WRITTEN EXERCISE: Print exactly, and only, the lines running from the line containing "Decode this image" through the end of the records below.

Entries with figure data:
--- Start ---

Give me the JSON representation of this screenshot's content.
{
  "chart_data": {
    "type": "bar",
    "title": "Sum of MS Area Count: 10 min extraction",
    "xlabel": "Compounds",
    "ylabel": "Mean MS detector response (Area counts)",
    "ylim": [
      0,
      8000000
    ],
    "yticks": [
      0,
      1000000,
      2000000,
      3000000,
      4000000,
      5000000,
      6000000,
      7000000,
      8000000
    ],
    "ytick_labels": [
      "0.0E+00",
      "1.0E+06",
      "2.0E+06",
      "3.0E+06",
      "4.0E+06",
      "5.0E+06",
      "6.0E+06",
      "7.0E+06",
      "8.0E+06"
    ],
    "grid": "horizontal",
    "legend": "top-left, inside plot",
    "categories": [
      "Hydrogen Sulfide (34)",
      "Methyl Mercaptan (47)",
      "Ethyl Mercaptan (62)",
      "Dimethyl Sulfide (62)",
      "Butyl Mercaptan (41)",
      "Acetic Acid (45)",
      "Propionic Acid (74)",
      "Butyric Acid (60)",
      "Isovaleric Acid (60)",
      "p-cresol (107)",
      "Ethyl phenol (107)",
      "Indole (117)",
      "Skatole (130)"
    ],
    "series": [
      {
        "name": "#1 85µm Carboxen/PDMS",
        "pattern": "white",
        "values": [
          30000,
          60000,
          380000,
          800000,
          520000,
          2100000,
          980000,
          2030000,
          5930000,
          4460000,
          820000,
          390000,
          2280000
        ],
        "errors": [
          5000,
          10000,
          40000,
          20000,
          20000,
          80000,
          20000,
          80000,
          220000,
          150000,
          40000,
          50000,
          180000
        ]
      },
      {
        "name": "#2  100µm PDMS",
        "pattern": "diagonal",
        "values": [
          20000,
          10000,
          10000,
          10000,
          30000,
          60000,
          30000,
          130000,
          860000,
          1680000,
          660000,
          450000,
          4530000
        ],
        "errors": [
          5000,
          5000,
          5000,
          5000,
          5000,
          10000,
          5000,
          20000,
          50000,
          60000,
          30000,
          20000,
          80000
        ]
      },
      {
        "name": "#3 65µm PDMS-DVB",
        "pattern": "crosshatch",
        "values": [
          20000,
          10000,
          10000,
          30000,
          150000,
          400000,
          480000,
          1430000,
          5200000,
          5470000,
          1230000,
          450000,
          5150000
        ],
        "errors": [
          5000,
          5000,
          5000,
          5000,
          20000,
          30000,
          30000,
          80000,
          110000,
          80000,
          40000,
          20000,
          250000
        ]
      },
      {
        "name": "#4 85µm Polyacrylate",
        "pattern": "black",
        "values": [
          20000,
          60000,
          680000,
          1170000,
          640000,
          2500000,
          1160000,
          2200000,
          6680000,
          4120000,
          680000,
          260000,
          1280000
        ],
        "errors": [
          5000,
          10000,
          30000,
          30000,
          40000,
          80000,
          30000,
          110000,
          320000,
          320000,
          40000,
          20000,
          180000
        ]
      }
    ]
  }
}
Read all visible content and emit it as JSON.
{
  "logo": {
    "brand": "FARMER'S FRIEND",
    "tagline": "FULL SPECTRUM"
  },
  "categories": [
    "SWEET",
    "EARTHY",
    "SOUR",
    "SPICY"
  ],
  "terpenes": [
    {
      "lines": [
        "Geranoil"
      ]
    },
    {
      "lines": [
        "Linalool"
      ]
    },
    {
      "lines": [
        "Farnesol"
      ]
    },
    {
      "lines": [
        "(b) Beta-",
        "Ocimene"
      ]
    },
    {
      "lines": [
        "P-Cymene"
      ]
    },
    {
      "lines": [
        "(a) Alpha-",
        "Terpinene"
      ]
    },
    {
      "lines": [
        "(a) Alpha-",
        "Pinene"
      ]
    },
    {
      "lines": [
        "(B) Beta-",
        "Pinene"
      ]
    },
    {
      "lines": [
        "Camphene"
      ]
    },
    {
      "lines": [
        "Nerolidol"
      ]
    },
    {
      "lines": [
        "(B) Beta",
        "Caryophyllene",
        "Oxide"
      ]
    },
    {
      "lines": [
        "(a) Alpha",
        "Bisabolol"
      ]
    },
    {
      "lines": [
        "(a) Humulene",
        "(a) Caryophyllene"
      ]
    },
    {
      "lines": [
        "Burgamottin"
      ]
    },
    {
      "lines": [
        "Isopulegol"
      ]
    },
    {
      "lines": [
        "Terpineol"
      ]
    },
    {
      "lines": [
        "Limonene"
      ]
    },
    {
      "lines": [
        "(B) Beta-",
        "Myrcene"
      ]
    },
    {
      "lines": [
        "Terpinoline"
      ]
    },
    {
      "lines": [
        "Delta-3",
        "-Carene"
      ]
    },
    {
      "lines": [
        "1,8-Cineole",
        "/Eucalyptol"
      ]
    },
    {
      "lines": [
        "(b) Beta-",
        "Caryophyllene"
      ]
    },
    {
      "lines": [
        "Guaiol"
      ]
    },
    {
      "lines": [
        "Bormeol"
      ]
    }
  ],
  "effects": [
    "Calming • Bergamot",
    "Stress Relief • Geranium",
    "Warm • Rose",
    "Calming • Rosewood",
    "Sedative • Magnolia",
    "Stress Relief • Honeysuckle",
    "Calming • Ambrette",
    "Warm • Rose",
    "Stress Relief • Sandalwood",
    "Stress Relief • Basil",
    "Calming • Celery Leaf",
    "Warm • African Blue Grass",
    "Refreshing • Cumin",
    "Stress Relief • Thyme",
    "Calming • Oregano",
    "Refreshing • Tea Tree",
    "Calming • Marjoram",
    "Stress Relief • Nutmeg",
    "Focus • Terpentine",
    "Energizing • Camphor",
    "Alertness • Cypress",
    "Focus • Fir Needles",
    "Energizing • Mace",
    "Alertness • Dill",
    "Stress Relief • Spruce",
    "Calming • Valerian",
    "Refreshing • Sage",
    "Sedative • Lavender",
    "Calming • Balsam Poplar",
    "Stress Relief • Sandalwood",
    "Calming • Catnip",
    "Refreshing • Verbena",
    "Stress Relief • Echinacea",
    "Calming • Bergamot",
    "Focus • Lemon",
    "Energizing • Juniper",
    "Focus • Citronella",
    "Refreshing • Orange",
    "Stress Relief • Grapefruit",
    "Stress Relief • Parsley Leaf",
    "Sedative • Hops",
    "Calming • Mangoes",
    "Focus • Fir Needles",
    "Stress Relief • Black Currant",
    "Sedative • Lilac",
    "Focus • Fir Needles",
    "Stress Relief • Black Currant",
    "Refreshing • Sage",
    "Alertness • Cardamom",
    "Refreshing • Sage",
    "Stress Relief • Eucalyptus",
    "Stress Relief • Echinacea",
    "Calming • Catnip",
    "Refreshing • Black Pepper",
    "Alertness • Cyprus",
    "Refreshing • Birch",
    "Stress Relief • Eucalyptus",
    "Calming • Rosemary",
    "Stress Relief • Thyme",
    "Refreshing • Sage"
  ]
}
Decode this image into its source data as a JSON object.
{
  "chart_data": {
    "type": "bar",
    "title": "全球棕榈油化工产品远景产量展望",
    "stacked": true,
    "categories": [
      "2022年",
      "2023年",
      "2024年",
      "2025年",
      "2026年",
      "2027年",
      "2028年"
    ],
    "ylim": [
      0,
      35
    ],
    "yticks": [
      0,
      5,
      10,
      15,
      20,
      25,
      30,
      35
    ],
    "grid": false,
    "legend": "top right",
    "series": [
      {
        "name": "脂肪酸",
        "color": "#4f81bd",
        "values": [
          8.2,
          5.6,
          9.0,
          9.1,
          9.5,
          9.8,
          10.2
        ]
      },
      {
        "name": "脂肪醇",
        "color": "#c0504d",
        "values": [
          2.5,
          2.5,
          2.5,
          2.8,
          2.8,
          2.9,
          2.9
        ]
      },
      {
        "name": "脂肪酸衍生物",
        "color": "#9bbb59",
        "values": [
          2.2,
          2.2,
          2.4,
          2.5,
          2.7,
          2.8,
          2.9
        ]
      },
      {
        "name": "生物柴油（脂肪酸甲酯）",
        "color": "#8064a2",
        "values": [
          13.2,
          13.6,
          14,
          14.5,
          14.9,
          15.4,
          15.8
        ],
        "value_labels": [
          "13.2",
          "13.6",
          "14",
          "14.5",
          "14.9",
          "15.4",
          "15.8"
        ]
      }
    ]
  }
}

--- End ---

EXERCISE SOLUTION:
Decode this image into its source data as a JSON object.
{
  "chart_data": {
    "type": "bar",
    "title": "全球棕榈油化工产品远景产量展望",
    "stacked": true,
    "categories": [
      "2022年",
      "2023年",
      "2024年",
      "2025年",
      "2026年",
      "2027年",
      "2028年"
    ],
    "ylim": [
      0,
      35
    ],
    "yticks": [
      0,
      5,
      10,
      15,
      20,
      25,
      30,
      35
    ],
    "grid": false,
    "legend": "top right",
    "series": [
      {
        "name": "脂肪酸",
        "color": "#4f81bd",
        "values": [
          8.2,
          5.6,
          9.0,
          9.1,
          9.5,
          9.8,
          10.2
        ]
      },
      {
        "name": "脂肪醇",
        "color": "#c0504d",
        "values": [
          2.5,
          2.5,
          2.5,
          2.8,
          2.8,
          2.9,
          2.9
        ]
      },
      {
        "name": "脂肪酸衍生物",
        "color": "#9bbb59",
        "values": [
          2.2,
          2.2,
          2.4,
          2.5,
          2.7,
          2.8,
          2.9
        ]
      },
      {
        "name": "生物柴油（脂肪酸甲酯）",
        "color": "#8064a2",
        "values": [
          13.2,
          13.6,
          14,
          14.5,
          14.9,
          15.4,
          15.8
        ],
        "value_labels": [
          "13.2",
          "13.6",
          "14",
          "14.5",
          "14.9",
          "15.4",
          "15.8"
        ]
      }
    ]
  }
}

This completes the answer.